** START Task data **

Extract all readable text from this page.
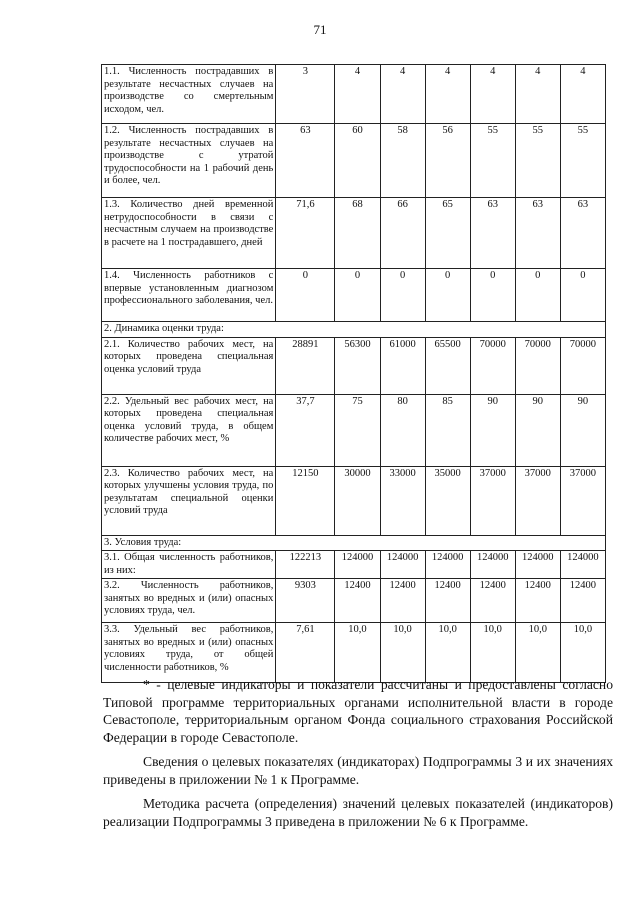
71
1.1. Численность пострадавших в результате несчастных случаев на производстве со смертельным исходом, чел.	3	4	4	4	4	4	4
1.2. Численность пострадавших в результате несчастных случаев на производстве с утратой трудоспособности на 1 рабочий день и более, чел.	63	60	58	56	55	55	55
1.3. Количество дней временной нетрудоспособности в связи с несчастным случаем на производстве в расчете на 1 пострадавшего, дней	71,6	68	66	65	63	63	63
1.4. Численность работников с впервые установленным диагнозом профессионального заболевания, чел.	0	0	0	0	0	0	0
2. Динамика оценки труда:							
2.1. Количество рабочих мест, на которых проведена специальная оценка условий труда	28891	56300	61000	65500	70000	70000	70000
2.2. Удельный вес рабочих мест, на которых проведена специальная оценка условий труда, в общем количестве рабочих мест, %	37,7	75	80	85	90	90	90
2.3. Количество рабочих мест, на которых улучшены условия труда, по результатам специальной оценки условий труда	12150	30000	33000	35000	37000	37000	37000
3. Условия труда:							
3.1. Общая численность работников, из них:	122213	124000	124000	124000	124000	124000	124000
3.2. Численность работников, занятых во вредных и (или) опасных условиях труда, чел.	9303	12400	12400	12400	12400	12400	12400
3.3. Удельный вес работников, занятых во вредных и (или) опасных условиях труда, от общей численности работников, %	7,61	10,0	10,0	10,0	10,0	10,0	10,0

* - целевые индикаторы и показатели рассчитаны и предоставлены согласно Типовой программе территориальных органами исполнительной власти в городе Севастополе, территориальным органом Фонда социального страхования Российской Федерации в городе Севастополе.

Сведения о целевых показателях (индикаторах) Подпрограммы 3 и их значениях приведены в приложении № 1 к Программе.

Методика расчета (определения) значений целевых показателей (индикаторов) реализации Подпрограммы 3 приведена в приложении № 6 к Программе.
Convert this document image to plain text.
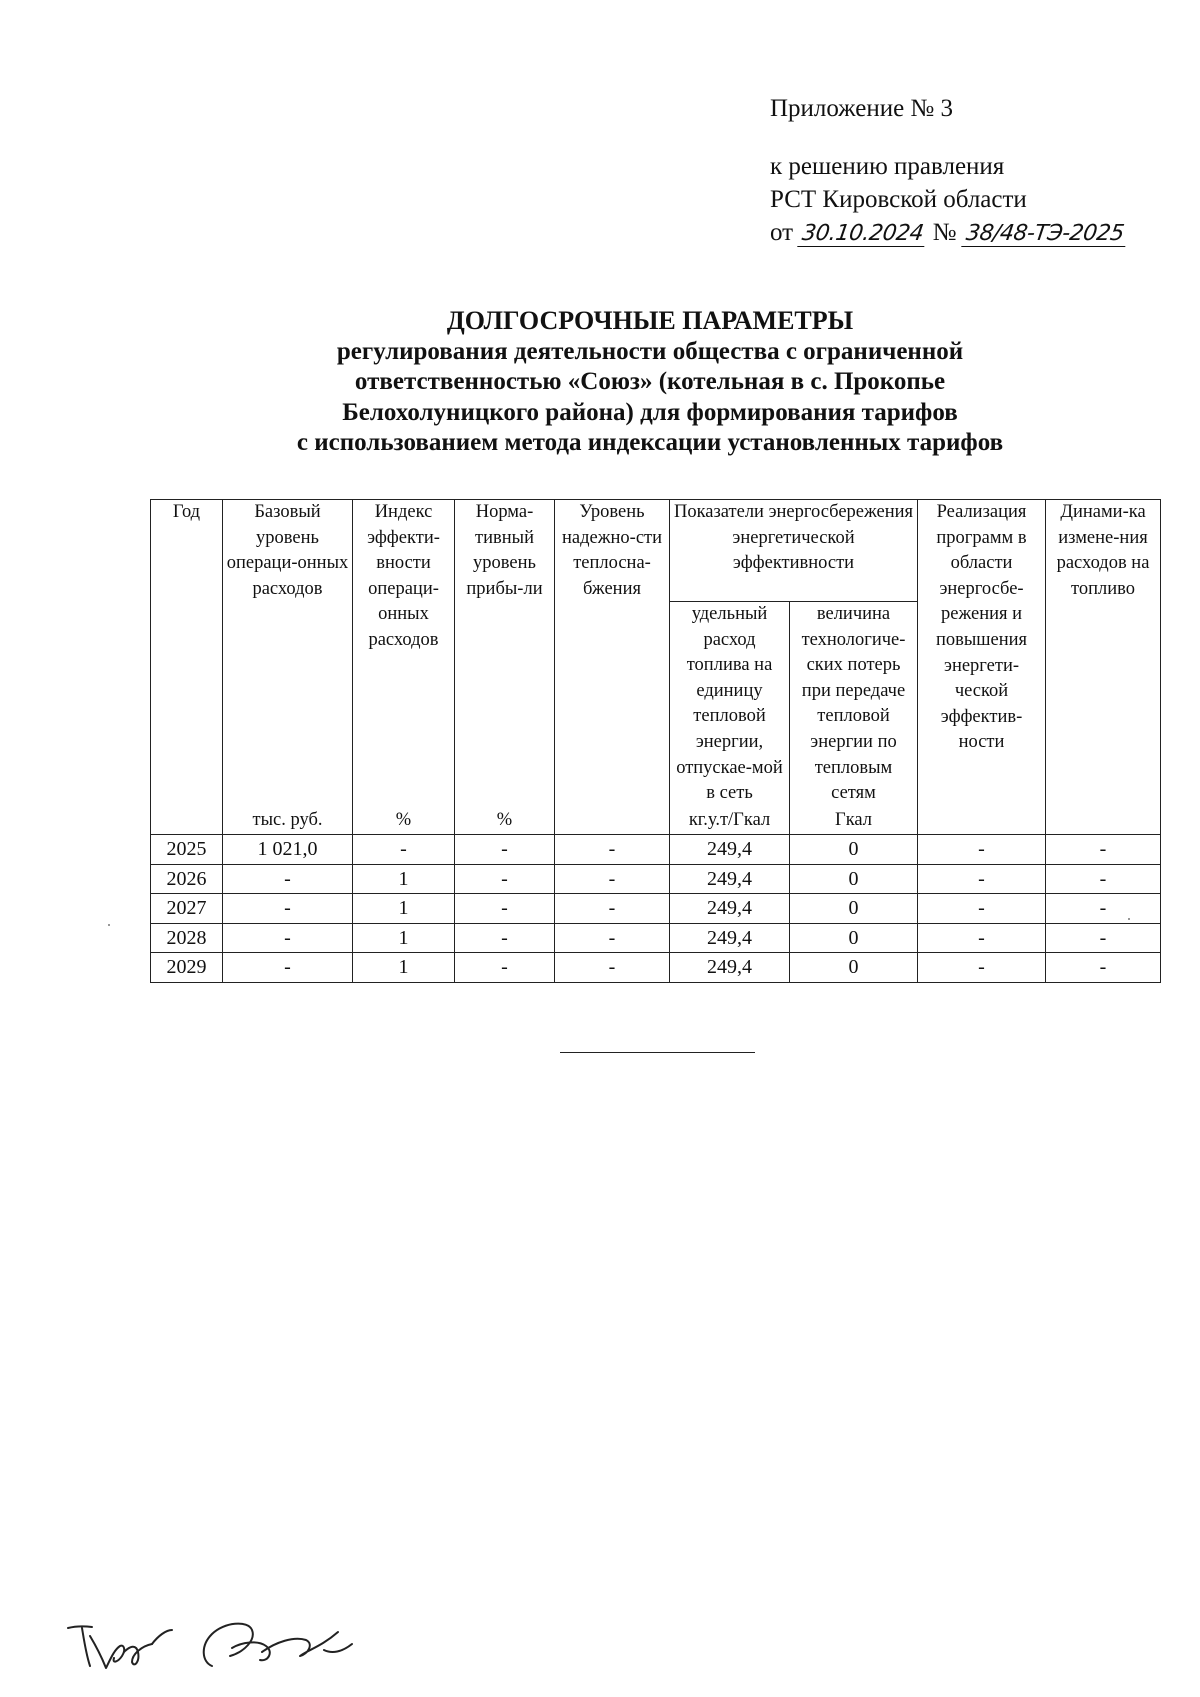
Приложение № 3
к решению правления
РСТ Кировской области
от 30.10.2024 № 38/48-ТЭ-2025
ДОЛГОСРОЧНЫЕ ПАРАМЕТРЫ
регулирования деятельности общества с ограниченной
ответственностью «Союз» (котельная в с. Прокопье
Белохолуницкого района) для формирования тарифов
с использованием метода индексации установленных тарифов
Год	Базовый уровень операци-онных расходов	Индекс эффекти-вности операци-онных расходов	Норма-тивный уровень прибы-ли	Уровень надежно-сти теплосна-бжения	Показатели энергосбережения энергетической эффективности		Реализация программ в области энергосбе-режения и повышения энергети-ческой эффектив-ности	Динами-ка измене-ния расходов на топливо
					удельный расход топлива на единицу тепловой энергии, отпускае-мой в сеть	величина технологиче-ских потерь при передаче тепловой энергии по тепловым сетям		
	тыс. руб.	%	%		кг.у.т/Гкал	Гкал		
2025	1 021,0	-	-	-	249,4	0	-	-
2026	-	1	-	-	249,4	0	-	-
2027	-	1	-	-	249,4	0	-	-
2028	-	1	-	-	249,4	0	-	-
2029	-	1	-	-	249,4	0	-	-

** END Task data **

--- Problem requirements ---
Please output exactly the lines from the line containing "Convert this document image to plain text." through the last line of the records above, both included, and leave out any pictures.

--- Exercise result ---
Convert this document image to plain text.
Приложение № 3
к решению правления
РСТ Кировской области
от 30.10.2024 № 38/48-ТЭ-2025
ДОЛГОСРОЧНЫЕ ПАРАМЕТРЫ
регулирования деятельности общества с ограниченной
ответственностью «Союз» (котельная в с. Прокопье
Белохолуницкого района) для формирования тарифов
с использованием метода индексации установленных тарифов
Год	Базовый уровень операци-онных расходов	Индекс эффекти-вности операци-онных расходов	Норма-тивный уровень прибы-ли	Уровень надежно-сти теплосна-бжения	Показатели энергосбережения энергетической эффективности		Реализация программ в области энергосбе-режения и повышения энергети-ческой эффектив-ности	Динами-ка измене-ния расходов на топливо
					удельный расход топлива на единицу тепловой энергии, отпускае-мой в сеть	величина технологиче-ских потерь при передаче тепловой энергии по тепловым сетям		
	тыс. руб.	%	%		кг.у.т/Гкал	Гкал		
2025	1 021,0	-	-	-	249,4	0	-	-
2026	-	1	-	-	249,4	0	-	-
2027	-	1	-	-	249,4	0	-	-
2028	-	1	-	-	249,4	0	-	-
2029	-	1	-	-	249,4	0	-	-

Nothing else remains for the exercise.